§ **Exercise brief**
Pick every line with "frac" from the material below.

* Begin Provided data *

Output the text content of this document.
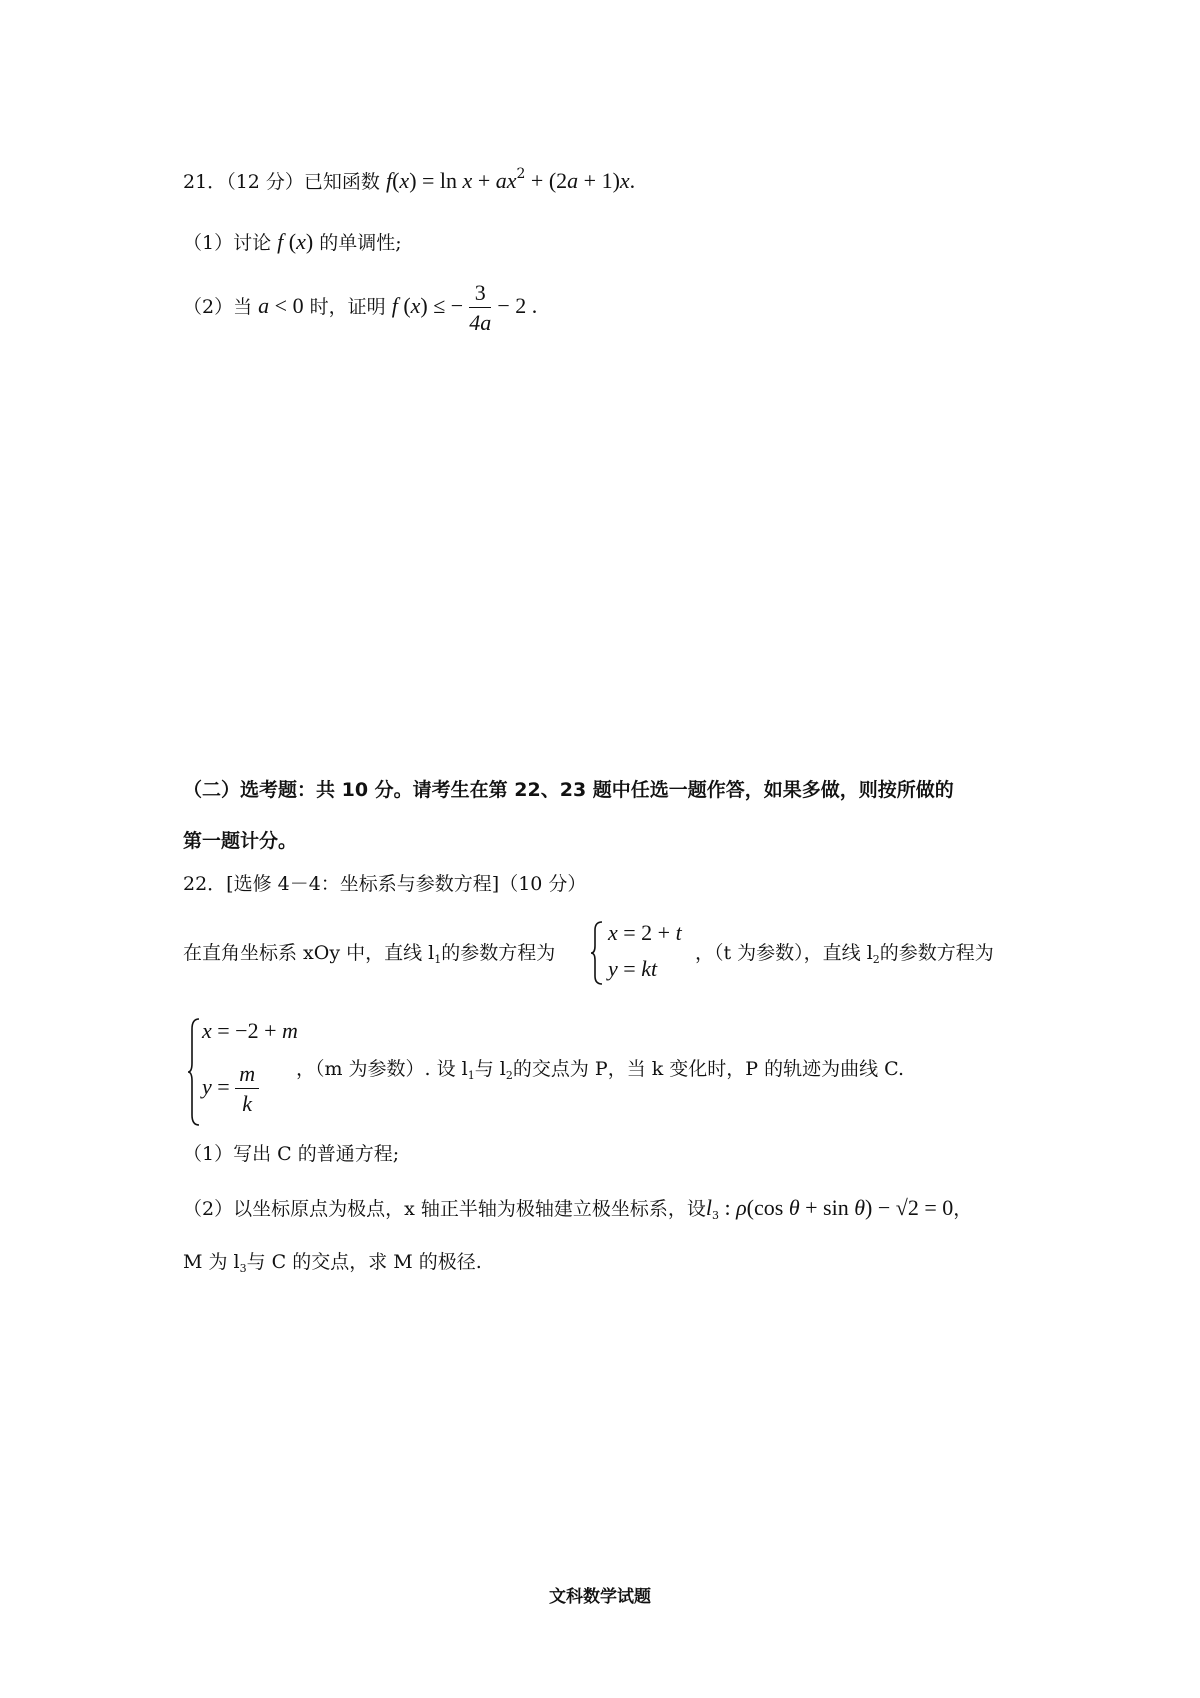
21．（12 分）已知函数 $f(x) = \ln x + ax^2 + (2a + 1)x$.
（1）讨论 f (x) 的单调性;
（2）当 a < 0 时，证明 f (x) ≤ − $\frac{3}{4a} - 2$ .
（二）选考题：共 10 分。请考生在第 22、23 题中任选一题作答，如果多做，则按所做的
第一题计分。
22．[选修 4－4：坐标系与参数方程]（10 分）
在直角坐标系 xOy 中，直线 $l_1$的参数方程为
x = 2 + t
y = kt
，（t 为参数），直线 $l_2$的参数方程为
x = −2 + m
$y = \frac{m}{k}$ ，（m 为参数）. 设 $l_1$与 $l_2$的交点为 P，当 k 变化时，P 的轨迹为曲线 C.
（1）写出 C 的普通方程;
（2）以坐标原点为极点，x 轴正半轴为极轴建立极坐标系，设$l_3$ : ρ(cos θ + sin θ) − √2 = 0，
M 为 $l_3$与 C 的交点，求 M 的极径.
文科数学试题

* End Provided data *

§ **Written answer**
（2）当 a < 0 时，证明 f (x) ≤ − $\frac{3}{4a} - 2$ .
$y = \frac{m}{k}$ ，（m 为参数）. 设 $l_1$与 $l_2$的交点为 P，当 k 变化时，P 的轨迹为曲线 C.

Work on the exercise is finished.